Provided information:

☆ ☆ ☆ ☆ ☆ ☆ ☆

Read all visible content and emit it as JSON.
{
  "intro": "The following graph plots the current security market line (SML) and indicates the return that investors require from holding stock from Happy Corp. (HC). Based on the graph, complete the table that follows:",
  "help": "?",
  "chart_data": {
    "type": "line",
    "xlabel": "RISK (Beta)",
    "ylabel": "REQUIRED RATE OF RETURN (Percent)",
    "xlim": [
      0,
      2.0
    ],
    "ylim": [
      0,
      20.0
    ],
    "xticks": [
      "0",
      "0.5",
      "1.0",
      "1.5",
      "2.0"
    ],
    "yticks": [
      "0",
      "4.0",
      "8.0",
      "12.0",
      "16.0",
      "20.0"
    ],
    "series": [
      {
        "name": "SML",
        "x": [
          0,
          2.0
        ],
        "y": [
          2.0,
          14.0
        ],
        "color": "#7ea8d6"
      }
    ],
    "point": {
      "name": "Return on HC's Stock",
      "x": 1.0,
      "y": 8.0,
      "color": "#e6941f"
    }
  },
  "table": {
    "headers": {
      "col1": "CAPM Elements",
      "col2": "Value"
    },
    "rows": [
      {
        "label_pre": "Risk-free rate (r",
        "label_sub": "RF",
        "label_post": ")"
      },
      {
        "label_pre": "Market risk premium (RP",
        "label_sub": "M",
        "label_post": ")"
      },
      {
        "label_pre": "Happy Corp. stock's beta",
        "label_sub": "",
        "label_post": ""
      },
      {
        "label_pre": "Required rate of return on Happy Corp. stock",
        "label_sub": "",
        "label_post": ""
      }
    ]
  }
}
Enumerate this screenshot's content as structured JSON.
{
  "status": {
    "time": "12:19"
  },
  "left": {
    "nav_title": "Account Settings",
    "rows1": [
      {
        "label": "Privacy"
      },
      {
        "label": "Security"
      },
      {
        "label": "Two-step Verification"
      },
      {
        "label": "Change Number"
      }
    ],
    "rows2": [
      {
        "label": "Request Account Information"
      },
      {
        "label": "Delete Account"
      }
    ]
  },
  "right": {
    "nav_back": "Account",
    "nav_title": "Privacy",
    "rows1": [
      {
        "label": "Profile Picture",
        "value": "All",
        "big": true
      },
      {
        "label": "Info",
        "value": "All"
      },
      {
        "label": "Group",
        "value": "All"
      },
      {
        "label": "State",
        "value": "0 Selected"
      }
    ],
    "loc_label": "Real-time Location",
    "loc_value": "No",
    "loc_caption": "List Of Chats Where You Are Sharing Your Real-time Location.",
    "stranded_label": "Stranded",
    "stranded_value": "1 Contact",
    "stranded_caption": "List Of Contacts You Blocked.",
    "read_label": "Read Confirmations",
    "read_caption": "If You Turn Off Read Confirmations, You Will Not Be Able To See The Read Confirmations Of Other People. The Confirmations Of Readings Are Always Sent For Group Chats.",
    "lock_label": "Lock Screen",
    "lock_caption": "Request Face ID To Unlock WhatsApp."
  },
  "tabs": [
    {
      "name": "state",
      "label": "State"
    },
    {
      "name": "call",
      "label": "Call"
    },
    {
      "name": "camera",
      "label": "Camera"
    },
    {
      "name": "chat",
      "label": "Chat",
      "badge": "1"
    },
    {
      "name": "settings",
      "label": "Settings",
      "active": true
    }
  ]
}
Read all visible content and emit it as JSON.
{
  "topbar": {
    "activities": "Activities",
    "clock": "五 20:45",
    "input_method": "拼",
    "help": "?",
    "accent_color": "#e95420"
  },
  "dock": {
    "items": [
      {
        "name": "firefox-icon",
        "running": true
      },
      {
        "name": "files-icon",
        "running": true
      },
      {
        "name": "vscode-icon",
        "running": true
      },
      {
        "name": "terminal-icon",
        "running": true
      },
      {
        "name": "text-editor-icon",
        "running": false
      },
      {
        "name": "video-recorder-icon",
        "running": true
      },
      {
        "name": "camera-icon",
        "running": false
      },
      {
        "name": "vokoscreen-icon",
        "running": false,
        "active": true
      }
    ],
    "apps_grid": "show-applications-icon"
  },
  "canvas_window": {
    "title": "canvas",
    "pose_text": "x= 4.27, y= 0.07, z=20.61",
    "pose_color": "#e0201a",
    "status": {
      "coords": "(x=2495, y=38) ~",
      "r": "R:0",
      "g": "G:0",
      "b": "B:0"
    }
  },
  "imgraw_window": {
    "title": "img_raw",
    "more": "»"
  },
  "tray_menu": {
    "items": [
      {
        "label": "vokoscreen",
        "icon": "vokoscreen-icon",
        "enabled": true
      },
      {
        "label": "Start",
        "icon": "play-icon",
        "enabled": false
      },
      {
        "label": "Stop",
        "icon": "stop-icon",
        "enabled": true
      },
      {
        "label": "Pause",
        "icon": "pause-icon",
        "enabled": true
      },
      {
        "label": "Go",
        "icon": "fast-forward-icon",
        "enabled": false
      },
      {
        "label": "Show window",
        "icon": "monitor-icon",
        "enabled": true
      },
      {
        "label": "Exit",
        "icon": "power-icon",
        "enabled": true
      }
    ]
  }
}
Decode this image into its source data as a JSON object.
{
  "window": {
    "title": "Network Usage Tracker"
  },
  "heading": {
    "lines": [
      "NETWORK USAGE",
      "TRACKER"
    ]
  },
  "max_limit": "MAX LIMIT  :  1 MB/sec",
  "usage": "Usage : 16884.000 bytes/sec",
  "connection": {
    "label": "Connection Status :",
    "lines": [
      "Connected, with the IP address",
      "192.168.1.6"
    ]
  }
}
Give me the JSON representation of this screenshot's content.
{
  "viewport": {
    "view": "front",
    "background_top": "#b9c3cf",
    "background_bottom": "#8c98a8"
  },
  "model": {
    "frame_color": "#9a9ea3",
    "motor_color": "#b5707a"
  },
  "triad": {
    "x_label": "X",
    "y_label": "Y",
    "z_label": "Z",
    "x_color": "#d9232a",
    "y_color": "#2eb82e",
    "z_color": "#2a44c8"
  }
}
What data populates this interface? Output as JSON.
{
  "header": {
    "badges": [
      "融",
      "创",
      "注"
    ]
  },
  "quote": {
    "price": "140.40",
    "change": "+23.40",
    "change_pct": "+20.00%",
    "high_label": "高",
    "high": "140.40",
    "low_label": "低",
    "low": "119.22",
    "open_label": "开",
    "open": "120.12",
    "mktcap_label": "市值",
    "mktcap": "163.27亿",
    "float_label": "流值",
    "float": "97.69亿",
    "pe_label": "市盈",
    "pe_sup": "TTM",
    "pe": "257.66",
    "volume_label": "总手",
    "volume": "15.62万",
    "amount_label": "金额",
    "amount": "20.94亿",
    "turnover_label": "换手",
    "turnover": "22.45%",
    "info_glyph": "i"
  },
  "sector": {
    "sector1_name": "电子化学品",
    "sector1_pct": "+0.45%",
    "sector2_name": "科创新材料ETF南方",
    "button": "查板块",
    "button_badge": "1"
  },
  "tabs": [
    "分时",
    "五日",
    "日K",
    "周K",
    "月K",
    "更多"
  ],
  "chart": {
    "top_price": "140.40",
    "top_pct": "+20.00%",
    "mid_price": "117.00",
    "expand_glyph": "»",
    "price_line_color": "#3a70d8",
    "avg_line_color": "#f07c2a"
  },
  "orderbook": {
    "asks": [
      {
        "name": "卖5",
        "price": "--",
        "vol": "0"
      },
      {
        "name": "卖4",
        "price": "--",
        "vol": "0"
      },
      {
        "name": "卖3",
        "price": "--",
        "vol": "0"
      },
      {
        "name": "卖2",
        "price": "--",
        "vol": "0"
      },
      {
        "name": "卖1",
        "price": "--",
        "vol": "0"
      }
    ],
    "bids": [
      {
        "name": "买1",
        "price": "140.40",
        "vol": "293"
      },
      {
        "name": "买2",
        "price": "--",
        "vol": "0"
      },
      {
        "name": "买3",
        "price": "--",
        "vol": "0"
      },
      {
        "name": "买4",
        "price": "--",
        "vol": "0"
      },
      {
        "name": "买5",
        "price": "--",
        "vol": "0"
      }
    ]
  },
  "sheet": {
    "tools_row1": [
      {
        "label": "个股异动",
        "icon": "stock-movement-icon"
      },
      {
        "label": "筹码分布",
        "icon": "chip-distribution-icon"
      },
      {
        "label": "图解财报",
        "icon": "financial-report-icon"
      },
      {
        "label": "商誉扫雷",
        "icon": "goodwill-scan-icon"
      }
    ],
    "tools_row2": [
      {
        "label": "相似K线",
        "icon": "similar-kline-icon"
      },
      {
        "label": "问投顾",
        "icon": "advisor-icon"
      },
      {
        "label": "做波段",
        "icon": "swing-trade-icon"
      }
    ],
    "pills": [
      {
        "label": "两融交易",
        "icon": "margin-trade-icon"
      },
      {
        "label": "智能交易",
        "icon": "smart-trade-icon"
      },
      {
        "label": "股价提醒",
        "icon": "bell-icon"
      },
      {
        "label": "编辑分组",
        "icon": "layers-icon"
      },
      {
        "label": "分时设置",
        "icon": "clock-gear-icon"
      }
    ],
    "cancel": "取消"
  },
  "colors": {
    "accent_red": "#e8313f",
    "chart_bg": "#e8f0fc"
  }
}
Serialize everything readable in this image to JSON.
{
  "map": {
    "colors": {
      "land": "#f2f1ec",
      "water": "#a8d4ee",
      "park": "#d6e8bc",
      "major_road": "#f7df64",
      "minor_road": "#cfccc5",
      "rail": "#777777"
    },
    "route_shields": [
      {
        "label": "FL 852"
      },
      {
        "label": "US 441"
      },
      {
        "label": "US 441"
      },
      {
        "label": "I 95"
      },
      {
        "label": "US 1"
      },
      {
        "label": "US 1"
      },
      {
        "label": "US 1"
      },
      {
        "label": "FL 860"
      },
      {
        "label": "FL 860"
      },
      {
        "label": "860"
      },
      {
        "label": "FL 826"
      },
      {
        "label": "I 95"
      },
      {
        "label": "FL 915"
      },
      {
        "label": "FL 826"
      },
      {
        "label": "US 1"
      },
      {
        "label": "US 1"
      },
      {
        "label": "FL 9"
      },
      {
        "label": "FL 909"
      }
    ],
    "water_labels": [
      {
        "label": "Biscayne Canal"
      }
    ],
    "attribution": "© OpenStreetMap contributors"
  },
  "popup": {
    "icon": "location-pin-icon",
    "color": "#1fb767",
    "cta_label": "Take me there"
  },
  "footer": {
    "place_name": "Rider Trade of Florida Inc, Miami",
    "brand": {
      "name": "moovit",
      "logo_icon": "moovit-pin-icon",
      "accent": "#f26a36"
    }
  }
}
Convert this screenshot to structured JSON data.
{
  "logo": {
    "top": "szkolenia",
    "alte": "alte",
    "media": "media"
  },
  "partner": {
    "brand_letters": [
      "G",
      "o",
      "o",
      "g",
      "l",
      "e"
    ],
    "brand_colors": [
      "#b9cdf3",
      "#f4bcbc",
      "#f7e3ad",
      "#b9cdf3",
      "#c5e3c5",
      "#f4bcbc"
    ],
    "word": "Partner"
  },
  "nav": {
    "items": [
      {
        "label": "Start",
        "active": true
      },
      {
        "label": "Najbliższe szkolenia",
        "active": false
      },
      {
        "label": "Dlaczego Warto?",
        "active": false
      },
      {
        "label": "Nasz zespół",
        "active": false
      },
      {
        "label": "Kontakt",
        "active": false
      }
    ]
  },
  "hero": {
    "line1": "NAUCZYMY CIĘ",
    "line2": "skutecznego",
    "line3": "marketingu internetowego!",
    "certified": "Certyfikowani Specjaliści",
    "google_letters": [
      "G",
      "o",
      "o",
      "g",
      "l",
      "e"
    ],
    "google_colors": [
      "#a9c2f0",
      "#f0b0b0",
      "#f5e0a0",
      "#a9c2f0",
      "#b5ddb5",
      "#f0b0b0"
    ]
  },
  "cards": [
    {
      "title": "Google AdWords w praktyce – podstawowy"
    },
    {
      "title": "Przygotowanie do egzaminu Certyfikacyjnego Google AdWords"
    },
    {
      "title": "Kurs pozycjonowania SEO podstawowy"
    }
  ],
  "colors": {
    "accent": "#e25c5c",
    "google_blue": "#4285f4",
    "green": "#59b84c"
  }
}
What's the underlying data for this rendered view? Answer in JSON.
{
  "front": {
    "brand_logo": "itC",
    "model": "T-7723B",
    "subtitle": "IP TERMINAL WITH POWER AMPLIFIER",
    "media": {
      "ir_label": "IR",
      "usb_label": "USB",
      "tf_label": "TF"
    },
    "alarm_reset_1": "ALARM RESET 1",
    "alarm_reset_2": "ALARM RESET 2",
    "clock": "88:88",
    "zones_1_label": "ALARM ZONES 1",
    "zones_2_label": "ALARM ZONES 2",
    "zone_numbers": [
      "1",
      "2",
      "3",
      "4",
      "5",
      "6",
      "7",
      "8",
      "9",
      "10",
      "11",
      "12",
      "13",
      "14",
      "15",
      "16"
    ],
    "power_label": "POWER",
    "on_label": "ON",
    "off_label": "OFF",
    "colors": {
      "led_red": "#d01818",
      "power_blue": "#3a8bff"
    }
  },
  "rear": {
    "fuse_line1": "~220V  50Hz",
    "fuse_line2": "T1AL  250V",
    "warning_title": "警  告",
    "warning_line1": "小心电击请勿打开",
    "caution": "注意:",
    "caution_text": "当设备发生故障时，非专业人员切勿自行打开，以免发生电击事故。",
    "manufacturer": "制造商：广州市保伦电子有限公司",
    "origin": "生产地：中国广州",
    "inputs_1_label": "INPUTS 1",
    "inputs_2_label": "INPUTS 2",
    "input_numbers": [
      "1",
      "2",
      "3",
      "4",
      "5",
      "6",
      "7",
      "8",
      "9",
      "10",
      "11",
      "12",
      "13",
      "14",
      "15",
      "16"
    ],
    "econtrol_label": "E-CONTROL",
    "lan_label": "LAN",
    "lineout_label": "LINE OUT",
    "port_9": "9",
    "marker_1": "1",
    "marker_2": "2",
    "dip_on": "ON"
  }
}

☆ ☆ ☆ ☆ ☆ ☆ ☆

Given request: Locate all lines that include the word "table" and copy them out.

Result:
  "intro": "The following graph plots the current security market line (SML) and indicates the return that investors require from holding stock from Happy Corp. (HC). Based on the graph, complete the table that follows:",
  "table": {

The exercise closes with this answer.